Aim:
In the entries below, find every line with "Osborne" and copy it.

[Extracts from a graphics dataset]
☆ ☆ ☆
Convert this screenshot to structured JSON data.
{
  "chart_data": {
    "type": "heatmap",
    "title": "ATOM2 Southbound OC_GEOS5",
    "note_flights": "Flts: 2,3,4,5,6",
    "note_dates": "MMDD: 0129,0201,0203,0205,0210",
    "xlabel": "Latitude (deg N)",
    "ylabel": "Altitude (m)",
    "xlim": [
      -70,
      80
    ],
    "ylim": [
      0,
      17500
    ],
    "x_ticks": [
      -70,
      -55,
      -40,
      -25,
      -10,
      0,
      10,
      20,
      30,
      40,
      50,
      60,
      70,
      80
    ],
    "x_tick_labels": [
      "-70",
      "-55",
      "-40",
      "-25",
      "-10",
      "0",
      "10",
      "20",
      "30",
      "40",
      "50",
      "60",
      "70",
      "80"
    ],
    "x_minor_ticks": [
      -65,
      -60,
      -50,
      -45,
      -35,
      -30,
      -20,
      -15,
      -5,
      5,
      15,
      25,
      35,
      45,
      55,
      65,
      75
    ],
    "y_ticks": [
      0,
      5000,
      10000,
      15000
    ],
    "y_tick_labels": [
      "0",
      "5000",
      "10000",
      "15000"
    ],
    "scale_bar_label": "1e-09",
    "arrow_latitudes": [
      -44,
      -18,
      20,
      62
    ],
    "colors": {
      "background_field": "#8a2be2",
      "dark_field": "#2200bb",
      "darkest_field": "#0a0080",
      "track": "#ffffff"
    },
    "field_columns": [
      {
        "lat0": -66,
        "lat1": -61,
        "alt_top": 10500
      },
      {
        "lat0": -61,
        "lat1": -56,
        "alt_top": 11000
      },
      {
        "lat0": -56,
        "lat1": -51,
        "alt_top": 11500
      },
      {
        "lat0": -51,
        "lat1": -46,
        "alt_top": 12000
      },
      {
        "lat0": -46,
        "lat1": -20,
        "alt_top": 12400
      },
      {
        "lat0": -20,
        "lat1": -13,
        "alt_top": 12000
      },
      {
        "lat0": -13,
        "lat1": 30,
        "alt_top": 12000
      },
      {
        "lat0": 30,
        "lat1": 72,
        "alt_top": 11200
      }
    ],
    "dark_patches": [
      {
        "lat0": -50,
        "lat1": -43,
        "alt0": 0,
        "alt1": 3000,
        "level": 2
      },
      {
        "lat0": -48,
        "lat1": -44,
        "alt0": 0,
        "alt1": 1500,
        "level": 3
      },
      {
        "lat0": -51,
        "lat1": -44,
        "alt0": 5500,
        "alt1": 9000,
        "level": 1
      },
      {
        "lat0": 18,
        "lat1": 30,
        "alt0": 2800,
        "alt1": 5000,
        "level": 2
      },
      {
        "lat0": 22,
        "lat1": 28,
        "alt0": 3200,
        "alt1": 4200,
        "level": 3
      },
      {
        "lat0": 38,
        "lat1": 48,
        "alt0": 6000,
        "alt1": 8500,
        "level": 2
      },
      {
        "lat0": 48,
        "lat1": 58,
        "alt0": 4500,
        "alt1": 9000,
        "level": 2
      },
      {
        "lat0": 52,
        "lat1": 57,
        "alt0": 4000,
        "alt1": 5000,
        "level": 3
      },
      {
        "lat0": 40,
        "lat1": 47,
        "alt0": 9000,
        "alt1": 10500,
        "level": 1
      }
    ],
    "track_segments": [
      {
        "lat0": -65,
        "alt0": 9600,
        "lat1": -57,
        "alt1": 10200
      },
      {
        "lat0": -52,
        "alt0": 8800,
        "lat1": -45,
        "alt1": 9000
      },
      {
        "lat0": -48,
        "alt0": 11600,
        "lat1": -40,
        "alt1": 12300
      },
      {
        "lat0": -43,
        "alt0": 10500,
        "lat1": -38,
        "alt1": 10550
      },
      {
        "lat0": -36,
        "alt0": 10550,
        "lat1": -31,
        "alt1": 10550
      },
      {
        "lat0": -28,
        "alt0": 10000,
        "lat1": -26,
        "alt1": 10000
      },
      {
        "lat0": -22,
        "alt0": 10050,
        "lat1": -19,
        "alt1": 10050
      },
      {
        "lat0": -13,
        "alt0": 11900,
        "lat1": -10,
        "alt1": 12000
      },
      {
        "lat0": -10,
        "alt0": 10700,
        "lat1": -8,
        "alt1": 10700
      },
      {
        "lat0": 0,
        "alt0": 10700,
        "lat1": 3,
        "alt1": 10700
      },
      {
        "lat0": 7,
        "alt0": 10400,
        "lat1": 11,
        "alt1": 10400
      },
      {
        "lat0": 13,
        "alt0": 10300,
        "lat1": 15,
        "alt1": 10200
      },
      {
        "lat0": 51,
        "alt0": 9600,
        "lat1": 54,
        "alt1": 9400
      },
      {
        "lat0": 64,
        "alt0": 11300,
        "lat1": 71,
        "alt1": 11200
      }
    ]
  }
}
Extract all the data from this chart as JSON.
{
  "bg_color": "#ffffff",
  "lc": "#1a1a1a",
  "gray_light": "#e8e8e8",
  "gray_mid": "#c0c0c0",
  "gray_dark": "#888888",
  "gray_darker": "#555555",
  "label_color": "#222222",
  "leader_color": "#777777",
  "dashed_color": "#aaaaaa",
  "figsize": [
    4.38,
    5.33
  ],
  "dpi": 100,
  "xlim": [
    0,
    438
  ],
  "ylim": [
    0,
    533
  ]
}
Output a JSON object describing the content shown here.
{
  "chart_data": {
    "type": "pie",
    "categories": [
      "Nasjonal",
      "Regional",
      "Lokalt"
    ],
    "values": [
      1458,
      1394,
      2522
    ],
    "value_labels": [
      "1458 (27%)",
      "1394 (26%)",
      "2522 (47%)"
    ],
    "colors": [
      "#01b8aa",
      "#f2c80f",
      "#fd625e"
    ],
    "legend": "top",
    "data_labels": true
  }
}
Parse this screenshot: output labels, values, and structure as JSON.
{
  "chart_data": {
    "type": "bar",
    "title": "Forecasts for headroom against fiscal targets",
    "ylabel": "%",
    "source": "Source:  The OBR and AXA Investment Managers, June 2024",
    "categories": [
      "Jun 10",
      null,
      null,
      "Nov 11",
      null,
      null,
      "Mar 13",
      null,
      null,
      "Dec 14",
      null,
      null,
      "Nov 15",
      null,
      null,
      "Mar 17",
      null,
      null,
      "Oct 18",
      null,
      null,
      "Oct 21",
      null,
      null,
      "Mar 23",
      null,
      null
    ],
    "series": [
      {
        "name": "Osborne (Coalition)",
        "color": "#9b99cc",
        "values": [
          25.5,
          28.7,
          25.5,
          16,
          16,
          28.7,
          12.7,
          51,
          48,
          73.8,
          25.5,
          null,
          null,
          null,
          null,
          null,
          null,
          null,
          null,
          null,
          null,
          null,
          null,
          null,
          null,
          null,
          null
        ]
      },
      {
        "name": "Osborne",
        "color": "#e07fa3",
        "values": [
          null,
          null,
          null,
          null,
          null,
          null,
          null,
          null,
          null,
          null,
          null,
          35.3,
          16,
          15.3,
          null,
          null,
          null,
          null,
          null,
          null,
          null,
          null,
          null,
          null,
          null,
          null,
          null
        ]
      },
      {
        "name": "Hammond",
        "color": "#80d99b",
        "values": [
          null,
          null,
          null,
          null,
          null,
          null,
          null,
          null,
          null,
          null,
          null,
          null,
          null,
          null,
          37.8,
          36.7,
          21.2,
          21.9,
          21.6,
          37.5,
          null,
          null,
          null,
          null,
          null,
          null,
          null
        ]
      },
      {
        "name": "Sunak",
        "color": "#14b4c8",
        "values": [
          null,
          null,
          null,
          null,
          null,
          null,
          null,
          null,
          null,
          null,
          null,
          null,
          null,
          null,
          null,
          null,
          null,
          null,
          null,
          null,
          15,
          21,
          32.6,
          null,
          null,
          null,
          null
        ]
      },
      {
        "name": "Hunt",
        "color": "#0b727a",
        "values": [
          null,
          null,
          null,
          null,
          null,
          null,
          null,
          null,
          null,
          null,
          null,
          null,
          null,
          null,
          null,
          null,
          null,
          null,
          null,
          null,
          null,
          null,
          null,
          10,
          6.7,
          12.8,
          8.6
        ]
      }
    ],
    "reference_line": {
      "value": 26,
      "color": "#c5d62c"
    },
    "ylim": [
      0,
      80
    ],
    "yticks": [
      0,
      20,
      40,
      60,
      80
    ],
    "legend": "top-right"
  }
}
☆ ☆ ☆
Worked solution:
        "name": "Osborne (Coalition)",
        "name": "Osborne",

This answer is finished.